> Task
Here are some entries; quote each one exactly.

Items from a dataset
+ + +

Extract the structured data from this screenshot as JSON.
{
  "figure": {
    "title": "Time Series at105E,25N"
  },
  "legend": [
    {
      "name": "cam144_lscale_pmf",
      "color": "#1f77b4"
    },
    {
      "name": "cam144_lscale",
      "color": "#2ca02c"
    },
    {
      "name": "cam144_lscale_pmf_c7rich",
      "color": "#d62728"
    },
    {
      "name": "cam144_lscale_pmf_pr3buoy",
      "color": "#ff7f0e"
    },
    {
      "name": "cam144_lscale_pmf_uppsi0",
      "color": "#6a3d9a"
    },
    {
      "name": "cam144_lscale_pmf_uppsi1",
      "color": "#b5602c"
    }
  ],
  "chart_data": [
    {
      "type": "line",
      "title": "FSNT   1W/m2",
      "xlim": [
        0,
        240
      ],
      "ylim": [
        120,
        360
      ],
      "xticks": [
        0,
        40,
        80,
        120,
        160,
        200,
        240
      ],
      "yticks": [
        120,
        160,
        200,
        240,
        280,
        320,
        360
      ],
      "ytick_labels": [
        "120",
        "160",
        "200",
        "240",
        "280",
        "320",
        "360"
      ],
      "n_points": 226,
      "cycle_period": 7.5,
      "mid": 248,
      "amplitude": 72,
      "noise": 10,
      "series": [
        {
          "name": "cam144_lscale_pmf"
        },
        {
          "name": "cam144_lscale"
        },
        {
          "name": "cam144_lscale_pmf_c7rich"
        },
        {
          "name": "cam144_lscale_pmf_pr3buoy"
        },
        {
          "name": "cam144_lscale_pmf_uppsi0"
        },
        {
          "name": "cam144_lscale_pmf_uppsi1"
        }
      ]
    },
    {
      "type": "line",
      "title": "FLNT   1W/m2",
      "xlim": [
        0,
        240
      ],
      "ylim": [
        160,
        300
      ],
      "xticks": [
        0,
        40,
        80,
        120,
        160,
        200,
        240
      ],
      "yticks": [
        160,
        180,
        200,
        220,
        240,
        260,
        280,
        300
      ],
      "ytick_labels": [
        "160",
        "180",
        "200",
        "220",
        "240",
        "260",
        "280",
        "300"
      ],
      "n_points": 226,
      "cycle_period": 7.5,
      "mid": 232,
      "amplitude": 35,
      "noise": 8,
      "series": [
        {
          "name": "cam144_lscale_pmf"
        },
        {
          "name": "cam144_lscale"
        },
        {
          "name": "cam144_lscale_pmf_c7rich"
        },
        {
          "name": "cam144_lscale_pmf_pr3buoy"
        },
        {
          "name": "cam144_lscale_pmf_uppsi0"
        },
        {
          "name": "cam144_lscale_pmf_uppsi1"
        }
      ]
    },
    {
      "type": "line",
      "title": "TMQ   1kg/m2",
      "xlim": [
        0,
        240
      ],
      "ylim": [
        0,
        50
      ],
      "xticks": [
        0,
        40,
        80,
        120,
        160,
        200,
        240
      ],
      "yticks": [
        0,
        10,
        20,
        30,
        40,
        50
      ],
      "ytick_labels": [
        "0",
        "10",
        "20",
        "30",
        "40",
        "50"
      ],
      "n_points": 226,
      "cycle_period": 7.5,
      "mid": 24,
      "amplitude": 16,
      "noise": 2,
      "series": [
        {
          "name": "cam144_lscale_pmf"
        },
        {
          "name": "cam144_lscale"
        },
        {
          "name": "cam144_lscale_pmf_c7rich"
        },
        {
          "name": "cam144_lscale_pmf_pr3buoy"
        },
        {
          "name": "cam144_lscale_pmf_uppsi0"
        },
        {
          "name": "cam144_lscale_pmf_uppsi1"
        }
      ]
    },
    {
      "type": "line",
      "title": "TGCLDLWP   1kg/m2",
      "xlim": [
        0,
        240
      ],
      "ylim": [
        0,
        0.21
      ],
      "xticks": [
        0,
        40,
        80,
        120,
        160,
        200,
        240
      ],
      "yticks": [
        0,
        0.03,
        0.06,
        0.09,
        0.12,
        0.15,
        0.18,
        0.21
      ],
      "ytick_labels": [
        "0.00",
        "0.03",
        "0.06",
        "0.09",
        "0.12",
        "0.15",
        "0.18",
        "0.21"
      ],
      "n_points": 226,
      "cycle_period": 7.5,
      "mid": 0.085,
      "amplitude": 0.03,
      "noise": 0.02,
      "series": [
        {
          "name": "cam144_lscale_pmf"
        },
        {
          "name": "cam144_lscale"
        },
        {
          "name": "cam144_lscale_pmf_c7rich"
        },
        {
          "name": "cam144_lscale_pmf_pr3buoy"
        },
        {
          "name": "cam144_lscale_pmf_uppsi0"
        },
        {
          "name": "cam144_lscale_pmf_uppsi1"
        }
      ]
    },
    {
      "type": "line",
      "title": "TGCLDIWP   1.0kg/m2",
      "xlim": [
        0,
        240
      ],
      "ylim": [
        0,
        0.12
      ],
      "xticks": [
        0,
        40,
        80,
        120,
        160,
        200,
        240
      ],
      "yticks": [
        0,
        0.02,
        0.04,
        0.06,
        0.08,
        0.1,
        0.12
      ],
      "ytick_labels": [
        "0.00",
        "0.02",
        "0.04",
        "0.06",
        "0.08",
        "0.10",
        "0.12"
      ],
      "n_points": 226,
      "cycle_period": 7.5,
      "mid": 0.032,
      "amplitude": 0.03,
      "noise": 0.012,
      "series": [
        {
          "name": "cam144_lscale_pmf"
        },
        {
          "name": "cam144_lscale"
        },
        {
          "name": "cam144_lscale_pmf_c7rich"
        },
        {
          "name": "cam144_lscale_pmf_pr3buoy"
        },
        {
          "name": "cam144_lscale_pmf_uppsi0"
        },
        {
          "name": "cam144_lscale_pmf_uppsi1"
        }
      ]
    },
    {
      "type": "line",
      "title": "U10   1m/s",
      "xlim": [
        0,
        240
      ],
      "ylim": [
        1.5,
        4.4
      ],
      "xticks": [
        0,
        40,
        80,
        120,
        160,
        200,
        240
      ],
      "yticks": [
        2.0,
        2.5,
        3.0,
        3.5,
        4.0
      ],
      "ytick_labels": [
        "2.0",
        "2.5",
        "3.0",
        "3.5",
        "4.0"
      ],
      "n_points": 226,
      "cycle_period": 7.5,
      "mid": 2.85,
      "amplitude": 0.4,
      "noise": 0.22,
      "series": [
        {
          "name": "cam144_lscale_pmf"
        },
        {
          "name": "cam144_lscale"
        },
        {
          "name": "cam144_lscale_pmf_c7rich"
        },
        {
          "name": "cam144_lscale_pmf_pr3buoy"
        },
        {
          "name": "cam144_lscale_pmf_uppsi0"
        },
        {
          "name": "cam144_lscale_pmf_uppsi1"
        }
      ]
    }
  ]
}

+ + +

> Solution to the problem
Extract the structured data from this screenshot as JSON.
{
  "figure": {
    "title": "Time Series at105E,25N"
  },
  "legend": [
    {
      "name": "cam144_lscale_pmf",
      "color": "#1f77b4"
    },
    {
      "name": "cam144_lscale",
      "color": "#2ca02c"
    },
    {
      "name": "cam144_lscale_pmf_c7rich",
      "color": "#d62728"
    },
    {
      "name": "cam144_lscale_pmf_pr3buoy",
      "color": "#ff7f0e"
    },
    {
      "name": "cam144_lscale_pmf_uppsi0",
      "color": "#6a3d9a"
    },
    {
      "name": "cam144_lscale_pmf_uppsi1",
      "color": "#b5602c"
    }
  ],
  "chart_data": [
    {
      "type": "line",
      "title": "FSNT   1W/m2",
      "xlim": [
        0,
        240
      ],
      "ylim": [
        120,
        360
      ],
      "xticks": [
        0,
        40,
        80,
        120,
        160,
        200,
        240
      ],
      "yticks": [
        120,
        160,
        200,
        240,
        280,
        320,
        360
      ],
      "ytick_labels": [
        "120",
        "160",
        "200",
        "240",
        "280",
        "320",
        "360"
      ],
      "n_points": 226,
      "cycle_period": 7.5,
      "mid": 248,
      "amplitude": 72,
      "noise": 10,
      "series": [
        {
          "name": "cam144_lscale_pmf"
        },
        {
          "name": "cam144_lscale"
        },
        {
          "name": "cam144_lscale_pmf_c7rich"
        },
        {
          "name": "cam144_lscale_pmf_pr3buoy"
        },
        {
          "name": "cam144_lscale_pmf_uppsi0"
        },
        {
          "name": "cam144_lscale_pmf_uppsi1"
        }
      ]
    },
    {
      "type": "line",
      "title": "FLNT   1W/m2",
      "xlim": [
        0,
        240
      ],
      "ylim": [
        160,
        300
      ],
      "xticks": [
        0,
        40,
        80,
        120,
        160,
        200,
        240
      ],
      "yticks": [
        160,
        180,
        200,
        220,
        240,
        260,
        280,
        300
      ],
      "ytick_labels": [
        "160",
        "180",
        "200",
        "220",
        "240",
        "260",
        "280",
        "300"
      ],
      "n_points": 226,
      "cycle_period": 7.5,
      "mid": 232,
      "amplitude": 35,
      "noise": 8,
      "series": [
        {
          "name": "cam144_lscale_pmf"
        },
        {
          "name": "cam144_lscale"
        },
        {
          "name": "cam144_lscale_pmf_c7rich"
        },
        {
          "name": "cam144_lscale_pmf_pr3buoy"
        },
        {
          "name": "cam144_lscale_pmf_uppsi0"
        },
        {
          "name": "cam144_lscale_pmf_uppsi1"
        }
      ]
    },
    {
      "type": "line",
      "title": "TMQ   1kg/m2",
      "xlim": [
        0,
        240
      ],
      "ylim": [
        0,
        50
      ],
      "xticks": [
        0,
        40,
        80,
        120,
        160,
        200,
        240
      ],
      "yticks": [
        0,
        10,
        20,
        30,
        40,
        50
      ],
      "ytick_labels": [
        "0",
        "10",
        "20",
        "30",
        "40",
        "50"
      ],
      "n_points": 226,
      "cycle_period": 7.5,
      "mid": 24,
      "amplitude": 16,
      "noise": 2,
      "series": [
        {
          "name": "cam144_lscale_pmf"
        },
        {
          "name": "cam144_lscale"
        },
        {
          "name": "cam144_lscale_pmf_c7rich"
        },
        {
          "name": "cam144_lscale_pmf_pr3buoy"
        },
        {
          "name": "cam144_lscale_pmf_uppsi0"
        },
        {
          "name": "cam144_lscale_pmf_uppsi1"
        }
      ]
    },
    {
      "type": "line",
      "title": "TGCLDLWP   1kg/m2",
      "xlim": [
        0,
        240
      ],
      "ylim": [
        0,
        0.21
      ],
      "xticks": [
        0,
        40,
        80,
        120,
        160,
        200,
        240
      ],
      "yticks": [
        0,
        0.03,
        0.06,
        0.09,
        0.12,
        0.15,
        0.18,
        0.21
      ],
      "ytick_labels": [
        "0.00",
        "0.03",
        "0.06",
        "0.09",
        "0.12",
        "0.15",
        "0.18",
        "0.21"
      ],
      "n_points": 226,
      "cycle_period": 7.5,
      "mid": 0.085,
      "amplitude": 0.03,
      "noise": 0.02,
      "series": [
        {
          "name": "cam144_lscale_pmf"
        },
        {
          "name": "cam144_lscale"
        },
        {
          "name": "cam144_lscale_pmf_c7rich"
        },
        {
          "name": "cam144_lscale_pmf_pr3buoy"
        },
        {
          "name": "cam144_lscale_pmf_uppsi0"
        },
        {
          "name": "cam144_lscale_pmf_uppsi1"
        }
      ]
    },
    {
      "type": "line",
      "title": "TGCLDIWP   1.0kg/m2",
      "xlim": [
        0,
        240
      ],
      "ylim": [
        0,
        0.12
      ],
      "xticks": [
        0,
        40,
        80,
        120,
        160,
        200,
        240
      ],
      "yticks": [
        0,
        0.02,
        0.04,
        0.06,
        0.08,
        0.1,
        0.12
      ],
      "ytick_labels": [
        "0.00",
        "0.02",
        "0.04",
        "0.06",
        "0.08",
        "0.10",
        "0.12"
      ],
      "n_points": 226,
      "cycle_period": 7.5,
      "mid": 0.032,
      "amplitude": 0.03,
      "noise": 0.012,
      "series": [
        {
          "name": "cam144_lscale_pmf"
        },
        {
          "name": "cam144_lscale"
        },
        {
          "name": "cam144_lscale_pmf_c7rich"
        },
        {
          "name": "cam144_lscale_pmf_pr3buoy"
        },
        {
          "name": "cam144_lscale_pmf_uppsi0"
        },
        {
          "name": "cam144_lscale_pmf_uppsi1"
        }
      ]
    },
    {
      "type": "line",
      "title": "U10   1m/s",
      "xlim": [
        0,
        240
      ],
      "ylim": [
        1.5,
        4.4
      ],
      "xticks": [
        0,
        40,
        80,
        120,
        160,
        200,
        240
      ],
      "yticks": [
        2.0,
        2.5,
        3.0,
        3.5,
        4.0
      ],
      "ytick_labels": [
        "2.0",
        "2.5",
        "3.0",
        "3.5",
        "4.0"
      ],
      "n_points": 226,
      "cycle_period": 7.5,
      "mid": 2.85,
      "amplitude": 0.4,
      "noise": 0.22,
      "series": [
        {
          "name": "cam144_lscale_pmf"
        },
        {
          "name": "cam144_lscale"
        },
        {
          "name": "cam144_lscale_pmf_c7rich"
        },
        {
          "name": "cam144_lscale_pmf_pr3buoy"
        },
        {
          "name": "cam144_lscale_pmf_uppsi0"
        },
        {
          "name": "cam144_lscale_pmf_uppsi1"
        }
      ]
    }
  ]
}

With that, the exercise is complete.